> Work to do:
In your copy, repeat the records exactly and leave out the pictures.

> Data lines:
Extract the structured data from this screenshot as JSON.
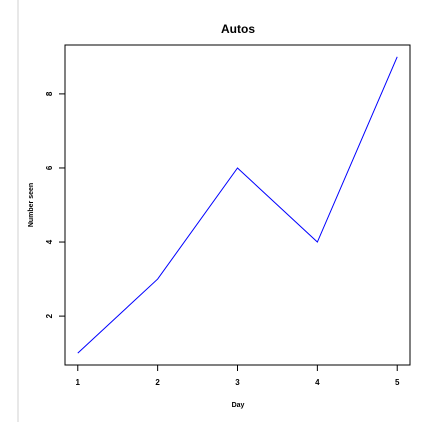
{
  "chart_data": {
    "type": "line",
    "title": "Autos",
    "xlabel": "Day",
    "ylabel": "Number seen",
    "x": [
      1,
      2,
      3,
      4,
      5
    ],
    "xlim": [
      0.84,
      5.16
    ],
    "ylim": [
      0.68,
      9.32
    ],
    "x_ticks": [
      1,
      2,
      3,
      4,
      5
    ],
    "y_ticks": [
      2,
      4,
      6,
      8
    ],
    "grid": false,
    "series": [
      {
        "values": [
          1,
          3,
          6,
          4,
          9
        ],
        "color": "#0000ff"
      }
    ]
  }
}
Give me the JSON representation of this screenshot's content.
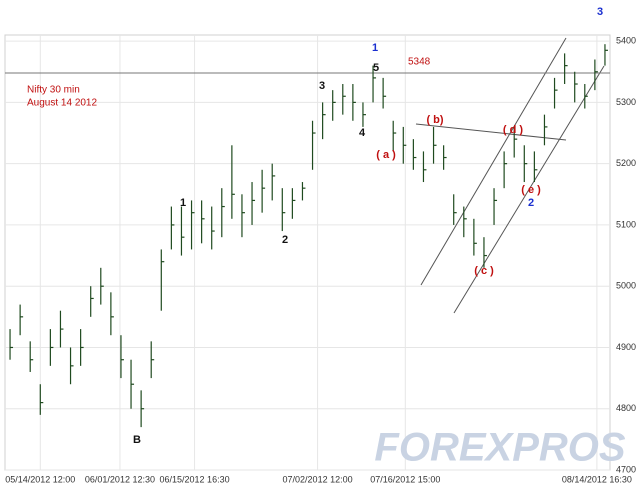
{
  "chart_data": {
    "type": "ohlc",
    "title": "Nifty 30 min",
    "subtitle": "August 14 2012",
    "color": "#1f4a1f",
    "grid": true,
    "xlim": [
      0,
      60
    ],
    "xticks": [
      {
        "value": 3.5,
        "label": "05/14/2012 12:00"
      },
      {
        "value": 11.4,
        "label": "06/01/2012 12:30"
      },
      {
        "value": 18.8,
        "label": "06/15/2012 16:30"
      },
      {
        "value": 31,
        "label": "07/02/2012 12:00"
      },
      {
        "value": 39.7,
        "label": "07/16/2012 15:00"
      },
      {
        "value": 58.7,
        "label": "08/14/2012 16:30"
      }
    ],
    "ylim": [
      4700,
      5410
    ],
    "yticks": [
      4700,
      4800,
      4900,
      5000,
      5100,
      5200,
      5300,
      5400
    ],
    "reference_line": 5348,
    "high": [
      4930,
      4970,
      4910,
      4840,
      4930,
      4960,
      4900,
      4930,
      5000,
      5030,
      4990,
      4920,
      4880,
      4830,
      4910,
      5060,
      5130,
      5130,
      5140,
      5140,
      5130,
      5160,
      5230,
      5150,
      5170,
      5190,
      5200,
      5160,
      5160,
      5170,
      5270,
      5300,
      5320,
      5330,
      5330,
      5300,
      5360,
      5340,
      5270,
      5260,
      5240,
      5220,
      5260,
      5230,
      5150,
      5130,
      5110,
      5080,
      5160,
      5220,
      5260,
      5230,
      5220,
      5280,
      5340,
      5380,
      5350,
      5330,
      5370,
      5395
    ],
    "low": [
      4880,
      4920,
      4860,
      4790,
      4870,
      4900,
      4840,
      4870,
      4950,
      4970,
      4920,
      4850,
      4800,
      4770,
      4850,
      4960,
      5060,
      5050,
      5060,
      5070,
      5060,
      5080,
      5110,
      5080,
      5100,
      5120,
      5140,
      5090,
      5110,
      5140,
      5190,
      5240,
      5270,
      5280,
      5270,
      5260,
      5300,
      5290,
      5220,
      5200,
      5190,
      5170,
      5200,
      5190,
      5100,
      5080,
      5050,
      5030,
      5100,
      5160,
      5210,
      5170,
      5170,
      5230,
      5290,
      5330,
      5300,
      5290,
      5320,
      5360
    ],
    "close": [
      4900,
      4950,
      4880,
      4810,
      4900,
      4930,
      4870,
      4900,
      4980,
      5000,
      4950,
      4880,
      4840,
      4800,
      4880,
      5040,
      5100,
      5080,
      5120,
      5110,
      5090,
      5130,
      5150,
      5120,
      5140,
      5160,
      5180,
      5120,
      5140,
      5160,
      5250,
      5280,
      5300,
      5310,
      5300,
      5280,
      5340,
      5310,
      5250,
      5230,
      5210,
      5190,
      5230,
      5210,
      5120,
      5110,
      5070,
      5050,
      5140,
      5200,
      5240,
      5200,
      5190,
      5260,
      5320,
      5360,
      5330,
      5310,
      5350,
      5385
    ],
    "annotations": [
      {
        "text": "3",
        "color": "#1a2fd0"
      },
      {
        "text": "1",
        "color": "#1a2fd0"
      },
      {
        "text": "5",
        "color": "#111111"
      },
      {
        "text": "3",
        "color": "#111111"
      },
      {
        "text": "4",
        "color": "#111111"
      },
      {
        "text": "( b)",
        "color": "#c01010"
      },
      {
        "text": "( a )",
        "color": "#c01010"
      },
      {
        "text": "( d )",
        "color": "#c01010"
      },
      {
        "text": "( e )",
        "color": "#c01010"
      },
      {
        "text": "2",
        "color": "#1a2fd0"
      },
      {
        "text": "1",
        "color": "#111111"
      },
      {
        "text": "2",
        "color": "#111111"
      },
      {
        "text": "( c )",
        "color": "#c01010"
      },
      {
        "text": "B",
        "color": "#111111"
      }
    ],
    "watermark": "FOREXPROS"
  }
}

> Solution:
Extract the structured data from this screenshot as JSON.
{
  "chart_data": {
    "type": "line",
    "title": "Autos",
    "xlabel": "Day",
    "ylabel": "Number seen",
    "x": [
      1,
      2,
      3,
      4,
      5
    ],
    "xlim": [
      0.84,
      5.16
    ],
    "ylim": [
      0.68,
      9.32
    ],
    "x_ticks": [
      1,
      2,
      3,
      4,
      5
    ],
    "y_ticks": [
      2,
      4,
      6,
      8
    ],
    "grid": false,
    "series": [
      {
        "values": [
          1,
          3,
          6,
          4,
          9
        ],
        "color": "#0000ff"
      }
    ]
  }
}
Give me the JSON representation of this screenshot's content.
{
  "chart_data": {
    "type": "ohlc",
    "title": "Nifty 30 min",
    "subtitle": "August 14 2012",
    "color": "#1f4a1f",
    "grid": true,
    "xlim": [
      0,
      60
    ],
    "xticks": [
      {
        "value": 3.5,
        "label": "05/14/2012 12:00"
      },
      {
        "value": 11.4,
        "label": "06/01/2012 12:30"
      },
      {
        "value": 18.8,
        "label": "06/15/2012 16:30"
      },
      {
        "value": 31,
        "label": "07/02/2012 12:00"
      },
      {
        "value": 39.7,
        "label": "07/16/2012 15:00"
      },
      {
        "value": 58.7,
        "label": "08/14/2012 16:30"
      }
    ],
    "ylim": [
      4700,
      5410
    ],
    "yticks": [
      4700,
      4800,
      4900,
      5000,
      5100,
      5200,
      5300,
      5400
    ],
    "reference_line": 5348,
    "high": [
      4930,
      4970,
      4910,
      4840,
      4930,
      4960,
      4900,
      4930,
      5000,
      5030,
      4990,
      4920,
      4880,
      4830,
      4910,
      5060,
      5130,
      5130,
      5140,
      5140,
      5130,
      5160,
      5230,
      5150,
      5170,
      5190,
      5200,
      5160,
      5160,
      5170,
      5270,
      5300,
      5320,
      5330,
      5330,
      5300,
      5360,
      5340,
      5270,
      5260,
      5240,
      5220,
      5260,
      5230,
      5150,
      5130,
      5110,
      5080,
      5160,
      5220,
      5260,
      5230,
      5220,
      5280,
      5340,
      5380,
      5350,
      5330,
      5370,
      5395
    ],
    "low": [
      4880,
      4920,
      4860,
      4790,
      4870,
      4900,
      4840,
      4870,
      4950,
      4970,
      4920,
      4850,
      4800,
      4770,
      4850,
      4960,
      5060,
      5050,
      5060,
      5070,
      5060,
      5080,
      5110,
      5080,
      5100,
      5120,
      5140,
      5090,
      5110,
      5140,
      5190,
      5240,
      5270,
      5280,
      5270,
      5260,
      5300,
      5290,
      5220,
      5200,
      5190,
      5170,
      5200,
      5190,
      5100,
      5080,
      5050,
      5030,
      5100,
      5160,
      5210,
      5170,
      5170,
      5230,
      5290,
      5330,
      5300,
      5290,
      5320,
      5360
    ],
    "close": [
      4900,
      4950,
      4880,
      4810,
      4900,
      4930,
      4870,
      4900,
      4980,
      5000,
      4950,
      4880,
      4840,
      4800,
      4880,
      5040,
      5100,
      5080,
      5120,
      5110,
      5090,
      5130,
      5150,
      5120,
      5140,
      5160,
      5180,
      5120,
      5140,
      5160,
      5250,
      5280,
      5300,
      5310,
      5300,
      5280,
      5340,
      5310,
      5250,
      5230,
      5210,
      5190,
      5230,
      5210,
      5120,
      5110,
      5070,
      5050,
      5140,
      5200,
      5240,
      5200,
      5190,
      5260,
      5320,
      5360,
      5330,
      5310,
      5350,
      5385
    ],
    "annotations": [
      {
        "text": "3",
        "color": "#1a2fd0"
      },
      {
        "text": "1",
        "color": "#1a2fd0"
      },
      {
        "text": "5",
        "color": "#111111"
      },
      {
        "text": "3",
        "color": "#111111"
      },
      {
        "text": "4",
        "color": "#111111"
      },
      {
        "text": "( b)",
        "color": "#c01010"
      },
      {
        "text": "( a )",
        "color": "#c01010"
      },
      {
        "text": "( d )",
        "color": "#c01010"
      },
      {
        "text": "( e )",
        "color": "#c01010"
      },
      {
        "text": "2",
        "color": "#1a2fd0"
      },
      {
        "text": "1",
        "color": "#111111"
      },
      {
        "text": "2",
        "color": "#111111"
      },
      {
        "text": "( c )",
        "color": "#c01010"
      },
      {
        "text": "B",
        "color": "#111111"
      }
    ],
    "watermark": "FOREXPROS"
  }
}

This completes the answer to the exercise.